▸ Task list:
#1 Transcribe the passage on ARIA in atherosclerosis between "Differences between groups" and "as mean ± S.E.", inclusive.
#2 Pick up the passage on ARIA in macrophages and atherosclerosis after its final sentence and continue it.

All experimental protocols were approved by the Ethics Review Committee for Animal Experimentation of the Kyoto Prefectural University of Medicine. Mice were fed with a high-cholesterol diet containing 16.5% fat and 1.25% cholesterol (Oriental Yeast, Tokyo, Japan) for 15 weeks. For en face analysis, the entire aorta from the heart, extending 5 mm after bifurcation of the iliac arteries and including the subclavian right and left common carotid arteries, was removed, dissected, and stained with oil red-O. The oil red-O-positive atherosclerotic lesion area was measured using the ImageJ software. For the analysis of the atherosclerotic lesion at the aortic sinus, serial cryosections were prepared from the region of the proximal aorta through the aortic sinuses, and then either stained with oil red-O, hematoxylin, or Masson's trichrome or immunostained with an anti-CD68 antibody.

Bone Marrow Transplantation

Bone marrow transplantation was performed as described previously (20). Briefly, bone marrow cells (BMCs) were isolated from the femurs of ApoE/ARIA double-deficient or ApoE-deficient mice, and 5 × 10⁶ cells per body of BMCs were transfused into recipient mice that received 8 grays of lethal irradiation. Four weeks after BMC transplantation, high-cholesterol diet feeding was initiated and continued for 12 weeks, and then blood vessels were harvested.

Statistics

Differences between groups were analyzed using the Student's t test or one-way analysis of variance with post hoc multiple comparison using Bonferroni's/Dunn's test. p < 0.05 was considered statistically significant. Data are presented as mean ± S.E.

RESULTS

ARIA Regulates PI3K/Akt Signaling in Macrophages

Macrophages play a central role in the pathogenesis of atherosclerosis. We previously found modest expression of ARIA in murine macrophage cell line PU5-1.8 (19); therefore, ARIA expression in primary mouse PM was examined. PMs expressed ARIA at a level similar to that in mouse aortic endothelial cells, whereas murine macrophage cell line RAW264.7 exhibited minimal ARIA expression (Fig. 1A).

FIGURE 1. — **ARIA regulates PI3K/Akt signaling in macrophages.** A, quantitative analysis of ARIA mRNA expression. ARIA was expressed in mouse PMs at a level comparable with mouse aortic endothelial cells (*AECs*). RAW, NIH3T3, and C2C12 are cell lines for mouse macrophages, fibroblasts, and myoblasts, respectively. Highest expression was detected in mouse endothelial cell line, C166 (n = 3 each). B, immunohistochemistry for ARIA and CD68 in human atherosclerotic plaque. ARIA staining was detected in endothelial cells as indicated by *arrowheads*. CD68-positive macrophages appear to be positive for ARIA staining (*arrows*). *Bar*: 100 μm. C, immunofluorescent staining for ARIA (*green*) and CD68 (*red*) in human atherosclerotic plaque. Most of the CD68-positive macrophages are also positive for ARIA. *Bar*: 100 μm. D, expression of ARIA in the aortas of ApoE-deficient mice fed either HCD or normal chow (NC) for the indicated duration (n = 4 each). E, immunoblotting for Akt and ARIA-FLAG. Akt activity was significantly reduced in RAW macrophages overexpressing ARIA (*ARIA-OE*). *, p < 0.05 (n = 8 each). F, immunoblotting for Akt and ARIA-FLAG. Akt activity was significantly reduced in PMs overexpressing ARIA (*ARIA-OE*). **, p < 0.01 (n = 9 each). G, immunoblotting for Akt. PMs isolated from ARIA-deficient mice (ARIA^−/−) showed significantly enhanced Akt activity as compared with that in WT macrophages. *p-Akt*, phospho-Akt; *t-Akt*, total Akt. **, p < 0.01 (n = 6 each). *Error bars* in A and *D–G* indicate mean ± S.E.

▸ Information supplied:
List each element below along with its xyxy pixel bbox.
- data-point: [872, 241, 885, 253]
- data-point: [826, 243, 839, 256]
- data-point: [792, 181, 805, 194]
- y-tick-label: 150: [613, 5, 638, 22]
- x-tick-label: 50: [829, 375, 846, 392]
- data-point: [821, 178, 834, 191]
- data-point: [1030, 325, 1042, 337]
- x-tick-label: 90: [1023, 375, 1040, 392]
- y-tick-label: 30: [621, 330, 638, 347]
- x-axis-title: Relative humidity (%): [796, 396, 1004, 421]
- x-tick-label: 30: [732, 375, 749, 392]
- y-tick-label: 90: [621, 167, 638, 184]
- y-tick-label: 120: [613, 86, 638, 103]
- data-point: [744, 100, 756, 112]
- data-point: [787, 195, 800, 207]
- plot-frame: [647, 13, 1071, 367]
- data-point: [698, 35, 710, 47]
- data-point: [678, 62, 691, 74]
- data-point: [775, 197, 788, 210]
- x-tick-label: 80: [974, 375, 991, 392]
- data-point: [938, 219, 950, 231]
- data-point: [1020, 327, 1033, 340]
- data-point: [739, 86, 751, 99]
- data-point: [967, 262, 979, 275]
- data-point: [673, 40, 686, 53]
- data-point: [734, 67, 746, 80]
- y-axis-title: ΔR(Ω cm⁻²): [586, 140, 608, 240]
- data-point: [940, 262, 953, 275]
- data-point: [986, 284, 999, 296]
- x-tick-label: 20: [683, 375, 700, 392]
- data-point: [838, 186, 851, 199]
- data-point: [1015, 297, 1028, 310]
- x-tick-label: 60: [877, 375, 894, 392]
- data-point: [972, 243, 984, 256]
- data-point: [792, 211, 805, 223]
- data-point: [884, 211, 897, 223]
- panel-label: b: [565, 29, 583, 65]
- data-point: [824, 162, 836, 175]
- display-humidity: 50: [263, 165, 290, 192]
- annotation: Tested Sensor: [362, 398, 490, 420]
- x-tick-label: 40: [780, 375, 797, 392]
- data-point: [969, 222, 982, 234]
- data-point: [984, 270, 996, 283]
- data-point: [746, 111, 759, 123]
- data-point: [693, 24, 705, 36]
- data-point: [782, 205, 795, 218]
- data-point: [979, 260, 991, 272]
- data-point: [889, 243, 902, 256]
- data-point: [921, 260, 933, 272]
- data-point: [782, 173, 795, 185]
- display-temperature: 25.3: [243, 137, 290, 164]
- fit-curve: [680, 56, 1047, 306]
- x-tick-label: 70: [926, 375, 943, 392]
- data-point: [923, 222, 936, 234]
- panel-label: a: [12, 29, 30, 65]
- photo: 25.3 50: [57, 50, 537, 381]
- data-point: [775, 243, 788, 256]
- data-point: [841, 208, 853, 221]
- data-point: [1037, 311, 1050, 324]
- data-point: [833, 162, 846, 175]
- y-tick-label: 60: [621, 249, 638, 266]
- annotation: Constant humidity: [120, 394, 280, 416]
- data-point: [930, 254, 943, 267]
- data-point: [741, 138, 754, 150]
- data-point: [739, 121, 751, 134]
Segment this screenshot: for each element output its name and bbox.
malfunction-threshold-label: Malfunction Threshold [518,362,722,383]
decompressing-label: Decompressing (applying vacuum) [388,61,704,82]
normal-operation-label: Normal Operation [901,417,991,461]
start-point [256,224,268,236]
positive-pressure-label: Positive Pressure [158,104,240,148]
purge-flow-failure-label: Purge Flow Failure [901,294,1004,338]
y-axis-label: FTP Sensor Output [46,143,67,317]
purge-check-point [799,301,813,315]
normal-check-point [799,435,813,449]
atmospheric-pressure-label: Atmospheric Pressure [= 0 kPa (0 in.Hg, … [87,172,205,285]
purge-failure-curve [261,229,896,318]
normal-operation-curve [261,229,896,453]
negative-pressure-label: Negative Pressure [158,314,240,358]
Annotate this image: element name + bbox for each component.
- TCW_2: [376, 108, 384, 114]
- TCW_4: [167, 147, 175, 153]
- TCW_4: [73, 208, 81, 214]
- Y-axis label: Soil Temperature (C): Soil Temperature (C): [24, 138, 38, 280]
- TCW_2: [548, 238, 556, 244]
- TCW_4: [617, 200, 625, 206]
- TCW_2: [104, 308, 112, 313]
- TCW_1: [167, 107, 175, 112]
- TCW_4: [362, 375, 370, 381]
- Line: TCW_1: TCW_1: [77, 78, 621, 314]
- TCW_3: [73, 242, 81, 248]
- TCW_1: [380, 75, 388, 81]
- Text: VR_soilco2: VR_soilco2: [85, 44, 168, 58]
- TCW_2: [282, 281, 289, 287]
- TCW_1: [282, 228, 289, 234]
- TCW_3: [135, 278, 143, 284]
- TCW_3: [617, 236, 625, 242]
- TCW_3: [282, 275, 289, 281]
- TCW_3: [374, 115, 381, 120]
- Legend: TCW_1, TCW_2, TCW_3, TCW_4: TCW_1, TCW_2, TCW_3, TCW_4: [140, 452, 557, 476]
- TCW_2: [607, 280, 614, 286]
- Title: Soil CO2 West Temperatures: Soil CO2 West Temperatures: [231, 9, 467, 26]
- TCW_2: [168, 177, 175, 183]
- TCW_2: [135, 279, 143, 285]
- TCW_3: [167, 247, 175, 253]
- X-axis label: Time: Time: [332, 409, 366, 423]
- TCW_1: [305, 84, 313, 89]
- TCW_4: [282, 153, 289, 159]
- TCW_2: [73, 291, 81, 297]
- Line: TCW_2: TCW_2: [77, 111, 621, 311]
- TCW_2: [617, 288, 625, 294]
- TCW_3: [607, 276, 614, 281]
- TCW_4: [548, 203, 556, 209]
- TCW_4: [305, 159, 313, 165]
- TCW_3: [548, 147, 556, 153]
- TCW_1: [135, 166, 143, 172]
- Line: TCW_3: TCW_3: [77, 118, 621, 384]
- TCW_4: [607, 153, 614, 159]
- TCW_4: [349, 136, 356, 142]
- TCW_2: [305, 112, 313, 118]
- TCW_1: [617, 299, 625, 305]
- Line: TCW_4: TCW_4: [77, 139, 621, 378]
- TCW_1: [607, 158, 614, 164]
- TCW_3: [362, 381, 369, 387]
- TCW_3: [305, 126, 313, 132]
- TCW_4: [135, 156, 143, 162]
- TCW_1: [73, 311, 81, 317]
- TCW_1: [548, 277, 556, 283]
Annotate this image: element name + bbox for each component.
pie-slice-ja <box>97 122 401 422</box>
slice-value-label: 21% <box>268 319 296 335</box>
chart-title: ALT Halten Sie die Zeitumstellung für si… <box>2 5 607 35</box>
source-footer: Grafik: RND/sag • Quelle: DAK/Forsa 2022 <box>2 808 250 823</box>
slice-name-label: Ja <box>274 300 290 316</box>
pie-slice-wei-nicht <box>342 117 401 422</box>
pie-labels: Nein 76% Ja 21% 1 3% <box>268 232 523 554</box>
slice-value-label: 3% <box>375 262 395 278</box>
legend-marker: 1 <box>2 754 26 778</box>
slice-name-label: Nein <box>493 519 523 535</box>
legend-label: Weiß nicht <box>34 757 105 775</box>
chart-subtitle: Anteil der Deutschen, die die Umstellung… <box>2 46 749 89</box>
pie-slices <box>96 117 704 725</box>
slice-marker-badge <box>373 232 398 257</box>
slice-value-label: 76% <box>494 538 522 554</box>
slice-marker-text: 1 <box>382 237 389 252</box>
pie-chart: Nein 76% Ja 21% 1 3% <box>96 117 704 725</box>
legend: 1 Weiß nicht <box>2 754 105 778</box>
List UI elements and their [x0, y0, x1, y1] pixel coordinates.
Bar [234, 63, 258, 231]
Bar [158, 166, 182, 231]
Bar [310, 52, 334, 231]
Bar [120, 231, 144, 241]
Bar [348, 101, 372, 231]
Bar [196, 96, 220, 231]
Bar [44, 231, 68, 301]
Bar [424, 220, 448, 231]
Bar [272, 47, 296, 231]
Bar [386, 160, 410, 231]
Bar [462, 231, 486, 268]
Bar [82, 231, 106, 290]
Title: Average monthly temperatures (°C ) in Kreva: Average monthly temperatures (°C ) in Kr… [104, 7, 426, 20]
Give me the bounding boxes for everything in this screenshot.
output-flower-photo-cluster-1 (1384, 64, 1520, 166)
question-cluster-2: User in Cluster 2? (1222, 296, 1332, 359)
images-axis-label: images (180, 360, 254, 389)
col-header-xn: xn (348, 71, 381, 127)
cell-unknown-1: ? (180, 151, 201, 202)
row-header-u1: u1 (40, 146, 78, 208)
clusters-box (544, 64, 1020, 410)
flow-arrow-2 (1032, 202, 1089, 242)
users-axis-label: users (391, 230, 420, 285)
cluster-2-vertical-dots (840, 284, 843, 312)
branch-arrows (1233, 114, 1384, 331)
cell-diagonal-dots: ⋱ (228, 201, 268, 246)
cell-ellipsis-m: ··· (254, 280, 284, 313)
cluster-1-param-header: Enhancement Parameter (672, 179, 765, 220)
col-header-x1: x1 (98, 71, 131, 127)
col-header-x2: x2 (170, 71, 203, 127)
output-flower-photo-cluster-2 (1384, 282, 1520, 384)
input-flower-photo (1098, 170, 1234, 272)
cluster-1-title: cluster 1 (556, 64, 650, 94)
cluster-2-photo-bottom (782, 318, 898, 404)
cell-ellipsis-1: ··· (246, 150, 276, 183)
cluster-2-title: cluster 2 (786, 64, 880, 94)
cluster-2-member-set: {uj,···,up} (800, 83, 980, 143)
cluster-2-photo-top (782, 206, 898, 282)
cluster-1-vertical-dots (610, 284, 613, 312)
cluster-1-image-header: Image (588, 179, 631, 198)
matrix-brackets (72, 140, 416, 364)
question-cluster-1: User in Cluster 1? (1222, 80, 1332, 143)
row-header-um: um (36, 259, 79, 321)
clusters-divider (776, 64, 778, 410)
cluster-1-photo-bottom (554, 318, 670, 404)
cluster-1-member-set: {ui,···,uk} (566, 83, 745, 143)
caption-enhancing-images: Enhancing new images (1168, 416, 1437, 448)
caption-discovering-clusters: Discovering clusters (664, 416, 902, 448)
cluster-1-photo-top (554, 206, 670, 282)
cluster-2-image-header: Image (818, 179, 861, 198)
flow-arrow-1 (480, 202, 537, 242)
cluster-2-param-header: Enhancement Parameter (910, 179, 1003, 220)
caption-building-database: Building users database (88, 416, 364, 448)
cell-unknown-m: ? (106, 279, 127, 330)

▸ Responses by task:
#1
Differences between groups were analyzed using the Student's t test or one-way analysis of variance with post hoc multiple comparison using Bonferroni's/Dunn's test. p < 0.05 was considered statistically significant. Data are presented as mean ± S.E.

#2
We then examined whether ARIA is expressed in macrophages in human atherosclerotic plaque using immunohistochemistry. Significant ARIA staining was detected in endothelial cells, which is consistent with its high expression in endothelial cells (Fig. 1B). Of note, CD68-positive macrophages present in human plaque appeared to be positive for ARIA (Fig. 1B). Some of the ARIA-positive cells in the plaque were negative for CD68, suggesting that cells other than macrophages may also express ARIA in atherosclerotic plaque. We also confirmed the ARIA expression in CD68-positive macrophages by immunofluorescent double staining (Fig. 1C).

Furthermore, we found that ARIA expression in the aorta of ApoE-deficient mice significantly increased during a high-cholesterol diet (HCD) feeding as compared with that during a normal chow feeding (Fig. 1D). These results suggest that ARIA has a potential role in the development of atherosclerosis by modulating macrophage functions.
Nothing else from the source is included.